Your goal
Rewrite every line of the items below as one numbered list, dropping any blank lines and leaving out the pictures.

====

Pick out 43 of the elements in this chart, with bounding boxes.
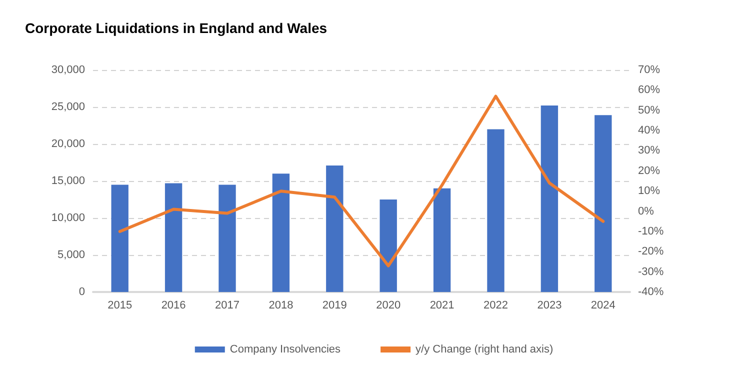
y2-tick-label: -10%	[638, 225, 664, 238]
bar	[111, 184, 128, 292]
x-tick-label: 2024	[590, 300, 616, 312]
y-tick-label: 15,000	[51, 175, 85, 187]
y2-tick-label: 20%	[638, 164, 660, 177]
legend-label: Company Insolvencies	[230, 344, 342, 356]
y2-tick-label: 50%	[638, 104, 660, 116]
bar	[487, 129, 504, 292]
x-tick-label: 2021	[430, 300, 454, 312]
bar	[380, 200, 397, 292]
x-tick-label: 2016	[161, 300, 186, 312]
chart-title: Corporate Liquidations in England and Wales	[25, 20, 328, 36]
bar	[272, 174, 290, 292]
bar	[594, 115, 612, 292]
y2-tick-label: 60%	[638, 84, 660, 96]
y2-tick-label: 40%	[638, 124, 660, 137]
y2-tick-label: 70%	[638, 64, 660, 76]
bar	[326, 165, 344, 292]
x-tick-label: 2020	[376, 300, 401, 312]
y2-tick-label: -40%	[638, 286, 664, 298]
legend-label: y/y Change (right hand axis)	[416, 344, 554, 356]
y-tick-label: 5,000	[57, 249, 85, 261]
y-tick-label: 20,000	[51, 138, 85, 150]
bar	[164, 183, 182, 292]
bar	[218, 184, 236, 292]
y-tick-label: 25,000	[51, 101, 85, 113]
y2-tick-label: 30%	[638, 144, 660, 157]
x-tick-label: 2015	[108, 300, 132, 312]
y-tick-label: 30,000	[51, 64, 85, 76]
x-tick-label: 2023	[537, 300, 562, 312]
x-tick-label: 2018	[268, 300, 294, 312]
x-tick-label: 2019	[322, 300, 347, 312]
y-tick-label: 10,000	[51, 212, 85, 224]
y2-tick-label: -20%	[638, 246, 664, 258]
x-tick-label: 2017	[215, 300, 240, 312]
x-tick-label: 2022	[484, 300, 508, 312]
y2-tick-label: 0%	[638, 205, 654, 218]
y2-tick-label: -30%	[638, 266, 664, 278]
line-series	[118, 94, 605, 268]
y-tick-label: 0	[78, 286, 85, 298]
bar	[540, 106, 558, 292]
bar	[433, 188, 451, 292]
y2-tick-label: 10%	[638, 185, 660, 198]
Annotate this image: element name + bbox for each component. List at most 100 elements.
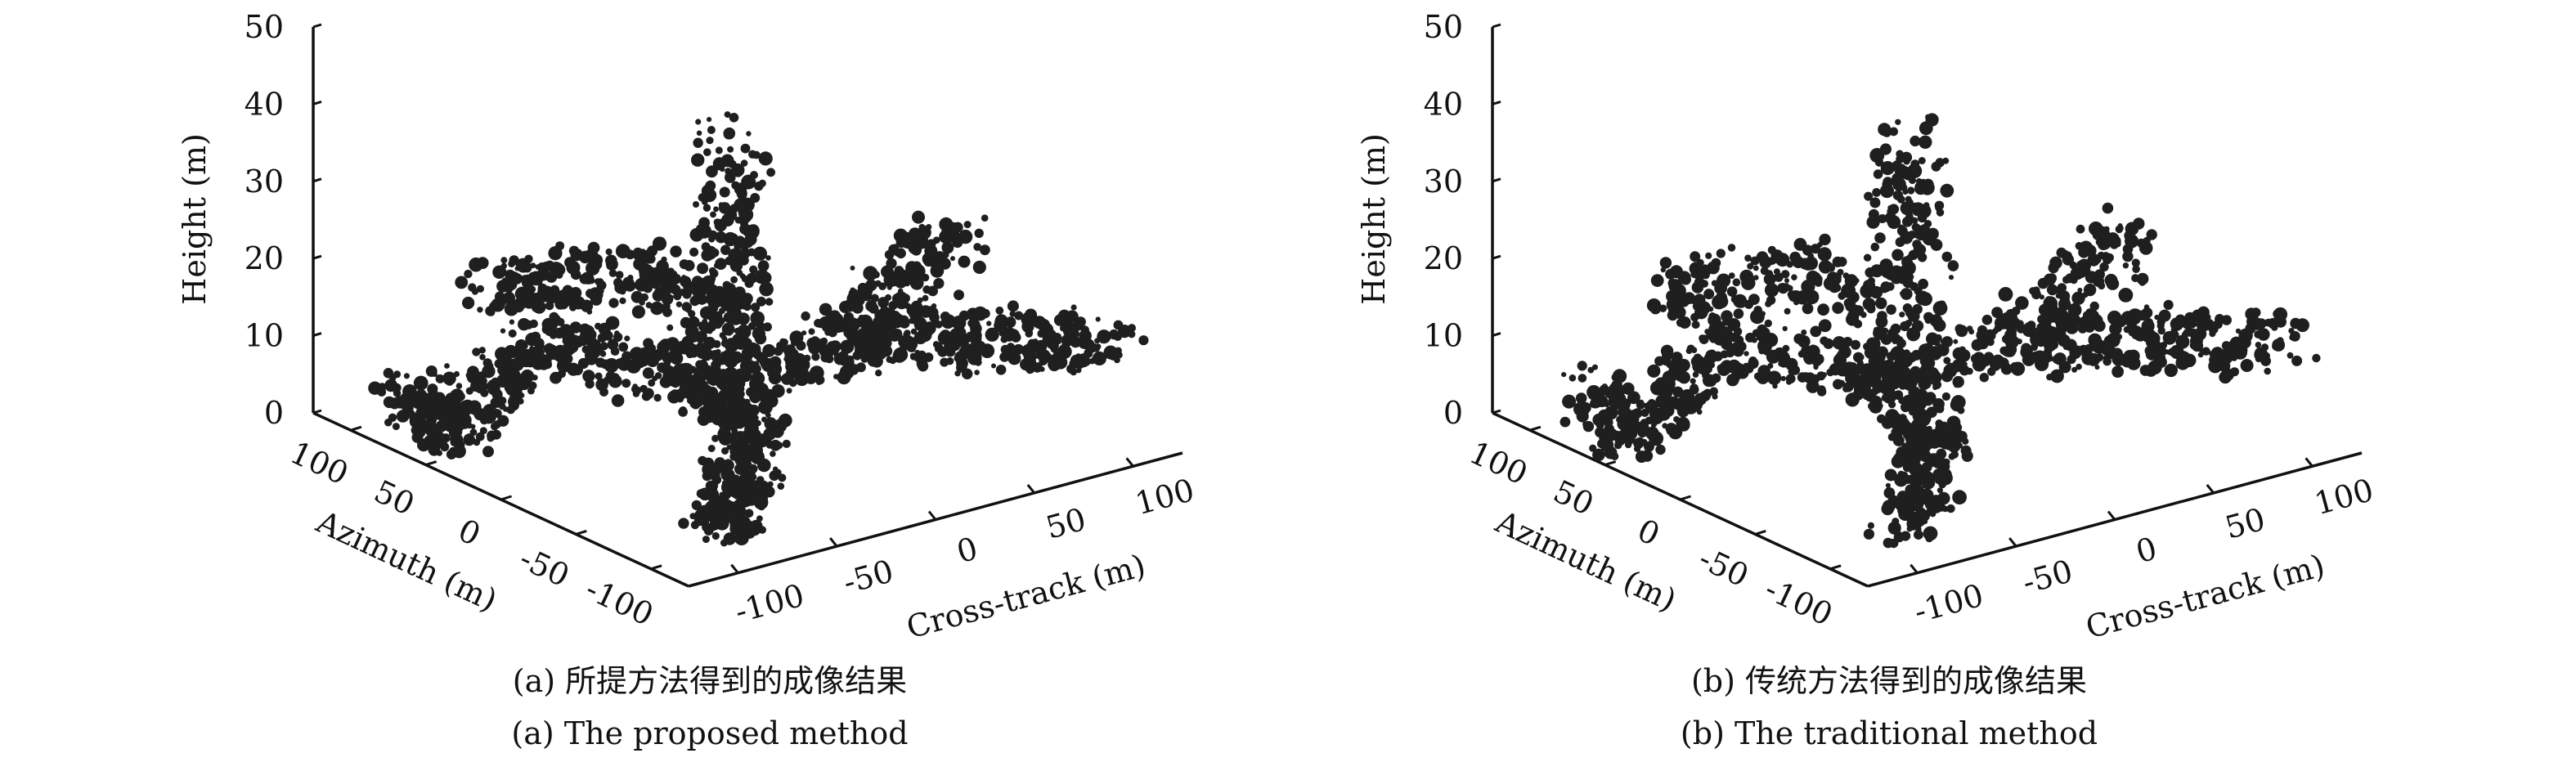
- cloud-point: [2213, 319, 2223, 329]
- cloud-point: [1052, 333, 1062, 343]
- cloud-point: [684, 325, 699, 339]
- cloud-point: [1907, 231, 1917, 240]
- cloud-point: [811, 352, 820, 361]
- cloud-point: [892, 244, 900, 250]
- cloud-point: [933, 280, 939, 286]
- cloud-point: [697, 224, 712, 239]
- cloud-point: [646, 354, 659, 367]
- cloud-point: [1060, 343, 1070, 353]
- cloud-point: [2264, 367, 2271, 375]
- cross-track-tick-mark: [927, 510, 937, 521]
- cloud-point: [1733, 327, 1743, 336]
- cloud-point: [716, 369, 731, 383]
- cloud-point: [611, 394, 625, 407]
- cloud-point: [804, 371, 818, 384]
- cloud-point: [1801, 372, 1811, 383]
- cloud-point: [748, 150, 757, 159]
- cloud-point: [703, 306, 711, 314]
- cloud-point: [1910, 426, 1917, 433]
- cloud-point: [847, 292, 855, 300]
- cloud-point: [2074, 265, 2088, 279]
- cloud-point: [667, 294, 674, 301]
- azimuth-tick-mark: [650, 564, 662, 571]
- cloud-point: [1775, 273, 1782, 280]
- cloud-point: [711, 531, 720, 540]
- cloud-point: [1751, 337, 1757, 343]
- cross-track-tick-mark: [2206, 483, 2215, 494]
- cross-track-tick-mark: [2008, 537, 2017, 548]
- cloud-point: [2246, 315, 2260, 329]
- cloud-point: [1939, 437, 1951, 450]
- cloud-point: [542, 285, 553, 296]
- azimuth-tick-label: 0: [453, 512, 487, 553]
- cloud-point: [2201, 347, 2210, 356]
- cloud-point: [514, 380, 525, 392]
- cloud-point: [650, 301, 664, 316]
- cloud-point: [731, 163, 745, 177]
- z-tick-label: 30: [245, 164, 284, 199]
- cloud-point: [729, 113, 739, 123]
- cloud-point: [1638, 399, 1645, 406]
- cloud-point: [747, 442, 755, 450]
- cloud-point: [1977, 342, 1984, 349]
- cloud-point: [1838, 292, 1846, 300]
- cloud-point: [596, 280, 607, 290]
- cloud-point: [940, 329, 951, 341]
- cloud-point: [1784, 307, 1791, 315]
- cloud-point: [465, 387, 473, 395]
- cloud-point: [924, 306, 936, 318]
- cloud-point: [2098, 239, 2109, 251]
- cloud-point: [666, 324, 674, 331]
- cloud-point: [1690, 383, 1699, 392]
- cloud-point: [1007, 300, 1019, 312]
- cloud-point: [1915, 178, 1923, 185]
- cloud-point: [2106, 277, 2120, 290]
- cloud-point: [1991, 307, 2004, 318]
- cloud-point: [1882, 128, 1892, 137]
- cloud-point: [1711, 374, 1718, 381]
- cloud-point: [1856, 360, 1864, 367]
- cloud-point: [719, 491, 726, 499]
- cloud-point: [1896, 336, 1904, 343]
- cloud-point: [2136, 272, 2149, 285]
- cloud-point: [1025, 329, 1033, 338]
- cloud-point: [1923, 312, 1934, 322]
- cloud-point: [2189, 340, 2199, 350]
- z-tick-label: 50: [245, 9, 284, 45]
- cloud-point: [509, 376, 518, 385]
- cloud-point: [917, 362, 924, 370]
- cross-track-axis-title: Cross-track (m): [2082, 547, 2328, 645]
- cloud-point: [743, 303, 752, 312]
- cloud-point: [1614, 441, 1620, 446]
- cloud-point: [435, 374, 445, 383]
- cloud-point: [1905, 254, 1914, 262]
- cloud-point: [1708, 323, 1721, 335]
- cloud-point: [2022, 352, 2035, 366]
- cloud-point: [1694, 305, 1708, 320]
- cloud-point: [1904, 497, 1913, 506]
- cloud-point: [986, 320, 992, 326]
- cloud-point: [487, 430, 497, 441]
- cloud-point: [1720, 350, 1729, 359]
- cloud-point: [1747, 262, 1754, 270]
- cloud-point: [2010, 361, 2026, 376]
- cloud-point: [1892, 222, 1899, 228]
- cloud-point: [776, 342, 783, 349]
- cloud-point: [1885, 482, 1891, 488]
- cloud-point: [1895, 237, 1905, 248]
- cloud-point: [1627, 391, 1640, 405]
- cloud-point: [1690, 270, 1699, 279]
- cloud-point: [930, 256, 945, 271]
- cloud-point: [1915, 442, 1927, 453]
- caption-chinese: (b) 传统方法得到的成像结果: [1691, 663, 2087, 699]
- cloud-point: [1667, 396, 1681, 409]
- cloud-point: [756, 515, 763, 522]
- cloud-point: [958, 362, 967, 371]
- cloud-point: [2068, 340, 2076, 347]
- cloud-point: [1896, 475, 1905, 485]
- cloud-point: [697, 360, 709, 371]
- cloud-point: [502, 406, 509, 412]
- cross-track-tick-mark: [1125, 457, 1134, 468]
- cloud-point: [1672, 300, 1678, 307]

====

Solution for this exercise
1. Pick out 43 of the elements in this chart, with bounding boxes.
2. y2-tick-label: -10%	[638, 225, 664, 238]
3. bar	[111, 184, 128, 292]
4. x-tick-label: 2024	[590, 300, 616, 312]
5. y-tick-label: 15,000	[51, 175, 85, 187]
6. y2-tick-label: 20%	[638, 164, 660, 177]
7. legend-label: Company Insolvencies	[230, 344, 342, 356]
8. y2-tick-label: 50%	[638, 104, 660, 116]
9. bar	[487, 129, 504, 292]
10. x-tick-label: 2021	[430, 300, 454, 312]
11. bar	[380, 200, 397, 292]
12. x-tick-label: 2016	[161, 300, 186, 312]
13. chart-title: Corporate Liquidations in England and Wales	[25, 20, 328, 36]
14. bar	[272, 174, 290, 292]
15. bar	[594, 115, 612, 292]
16. y2-tick-label: 60%	[638, 84, 660, 96]
17. y2-tick-label: 40%	[638, 124, 660, 137]
18. y2-tick-label: 70%	[638, 64, 660, 76]
19. bar	[326, 165, 344, 292]
20. x-tick-label: 2020	[376, 300, 401, 312]
21. y2-tick-label: -40%	[638, 286, 664, 298]
22. legend-label: y/y Change (right hand axis)	[416, 344, 554, 356]
23. y-tick-label: 5,000	[57, 249, 85, 261]
24. y-tick-label: 20,000	[51, 138, 85, 150]
25. bar	[164, 183, 182, 292]
26. bar	[218, 184, 236, 292]
27. y-tick-label: 25,000	[51, 101, 85, 113]
28. y2-tick-label: 30%	[638, 144, 660, 157]
29. x-tick-label: 2015	[108, 300, 132, 312]
30. y-tick-label: 30,000	[51, 64, 85, 76]
31. x-tick-label: 2023	[537, 300, 562, 312]
32. x-tick-label: 2018	[268, 300, 294, 312]
33. x-tick-label: 2019	[322, 300, 347, 312]
34. y-tick-label: 10,000	[51, 212, 85, 224]
35. y2-tick-label: -20%	[638, 246, 664, 258]
36. x-tick-label: 2017	[215, 300, 240, 312]
37. x-tick-label: 2022	[484, 300, 508, 312]
38. y2-tick-label: 0%	[638, 205, 654, 218]
39. y2-tick-label: -30%	[638, 266, 664, 278]
40. line-series	[118, 94, 605, 268]
41. y-tick-label: 0	[78, 286, 85, 298]
42. bar	[540, 106, 558, 292]
43. bar	[433, 188, 451, 292]
44. y2-tick-label: 10%	[638, 185, 660, 198]
45. Annotate this image: element name + bbox for each component. List at most 100 elements.
46. - cloud-point: [2213, 319, 2223, 329]
47. - cloud-point: [1052, 333, 1062, 343]
48. - cloud-point: [684, 325, 699, 339]
49. - cloud-point: [1907, 231, 1917, 240]
50. - cloud-point: [811, 352, 820, 361]
51. - cloud-point: [892, 244, 900, 250]
52. - cloud-point: [933, 280, 939, 286]
53. - cloud-point: [697, 224, 712, 239]
54. - cloud-point: [646, 354, 659, 367]
55. - cloud-point: [1060, 343, 1070, 353]
56. - cloud-point: [2264, 367, 2271, 375]
57. - cross-track-tick-mark: [927, 510, 937, 521]
58. - cloud-point: [1733, 327, 1743, 336]
59. - cloud-point: [716, 369, 731, 383]
60. - cloud-point: [611, 394, 625, 407]
61. - cloud-point: [804, 371, 818, 384]
62. - cloud-point: [1801, 372, 1811, 383]
63. - cloud-point: [748, 150, 757, 159]
64. - cloud-point: [703, 306, 711, 314]
65. - cloud-point: [1910, 426, 1917, 433]
66. - cloud-point: [847, 292, 855, 300]
67. - cloud-point: [2074, 265, 2088, 279]
68. - cloud-point: [667, 294, 674, 301]
69. - azimuth-tick-mark: [650, 564, 662, 571]
70. - cloud-point: [1775, 273, 1782, 280]
71. - cloud-point: [711, 531, 720, 540]
72. - cloud-point: [1751, 337, 1757, 343]
73. - cross-track-tick-mark: [2206, 483, 2215, 494]
74. - cross-track-tick-mark: [2008, 537, 2017, 548]
75. - cloud-point: [2246, 315, 2260, 329]
76. - cloud-point: [1939, 437, 1951, 450]
77. - cloud-point: [542, 285, 553, 296]
78. - azimuth-tick-label: 0: [453, 512, 487, 553]
79. - cloud-point: [2201, 347, 2210, 356]
80. - cloud-point: [514, 380, 525, 392]
81. - cloud-point: [650, 301, 664, 316]
82. - cloud-point: [731, 163, 745, 177]
83. - z-tick-label: 30: [245, 164, 284, 199]
84. - cloud-point: [729, 113, 739, 123]
85. - cloud-point: [1638, 399, 1645, 406]
86. - cloud-point: [747, 442, 755, 450]
87. - cloud-point: [1977, 342, 1984, 349]
88. - cloud-point: [1838, 292, 1846, 300]
89. - cloud-point: [596, 280, 607, 290]
90. - cloud-point: [940, 329, 951, 341]
91. - cloud-point: [1784, 307, 1791, 315]
92. - cloud-point: [465, 387, 473, 395]
93. - cloud-point: [924, 306, 936, 318]
94. - cloud-point: [2098, 239, 2109, 251]
95. - cloud-point: [666, 324, 674, 331]
96. - cloud-point: [1690, 383, 1699, 392]
97. - cloud-point: [1007, 300, 1019, 312]
98. - cloud-point: [1915, 178, 1923, 185]
99. - cloud-point: [2106, 277, 2120, 290]
100. - cloud-point: [1991, 307, 2004, 318]
101. - cloud-point: [1882, 128, 1892, 137]
102. - cloud-point: [1711, 374, 1718, 381]
103. - cloud-point: [1856, 360, 1864, 367]
104. - cloud-point: [719, 491, 726, 499]
105. - cloud-point: [1896, 336, 1904, 343]
106. - cloud-point: [2136, 272, 2149, 285]
107. - cloud-point: [1025, 329, 1033, 338]
108. - cloud-point: [1923, 312, 1934, 322]
109. - cloud-point: [2189, 340, 2199, 350]
110. - z-tick-label: 50: [245, 9, 284, 45]
111. - cloud-point: [509, 376, 518, 385]
112. - cloud-point: [917, 362, 924, 370]
113. - cross-track-axis-title: Cross-track (m): [2082, 547, 2328, 645]
114. - cloud-point: [743, 303, 752, 312]
115. - cloud-point: [1614, 441, 1620, 446]
116. - cloud-point: [435, 374, 445, 383]
117. - cloud-point: [1905, 254, 1914, 262]
118. - cloud-point: [1708, 323, 1721, 335]
119. - cloud-point: [2022, 352, 2035, 366]
120. - cloud-point: [1694, 305, 1708, 320]
121. - cloud-point: [1904, 497, 1913, 506]
122. - cloud-point: [986, 320, 992, 326]
123. - cloud-point: [487, 430, 497, 441]
124. - cloud-point: [1720, 350, 1729, 359]
125. - cloud-point: [1747, 262, 1754, 270]
126. - cloud-point: [2010, 361, 2026, 376]
127. - cloud-point: [1892, 222, 1899, 228]
128. - cloud-point: [776, 342, 783, 349]
129. - cloud-point: [1885, 482, 1891, 488]
130. - cloud-point: [1895, 237, 1905, 248]
131. - cloud-point: [1627, 391, 1640, 405]
132. - cloud-point: [1690, 270, 1699, 279]
133. - cloud-point: [930, 256, 945, 271]
134. - cloud-point: [1915, 442, 1927, 453]
135. - caption-chinese: (b) 传统方法得到的成像结果: [1691, 663, 2087, 699]
136. - cloud-point: [1667, 396, 1681, 409]
137. - cloud-point: [756, 515, 763, 522]
138. - cloud-point: [958, 362, 967, 371]
139. - cloud-point: [2068, 340, 2076, 347]
140. - cloud-point: [1896, 475, 1905, 485]
141. - cloud-point: [697, 360, 709, 371]
142. - cloud-point: [502, 406, 509, 412]
143. - cross-track-tick-mark: [1125, 457, 1134, 468]
144. - cloud-point: [1672, 300, 1678, 307]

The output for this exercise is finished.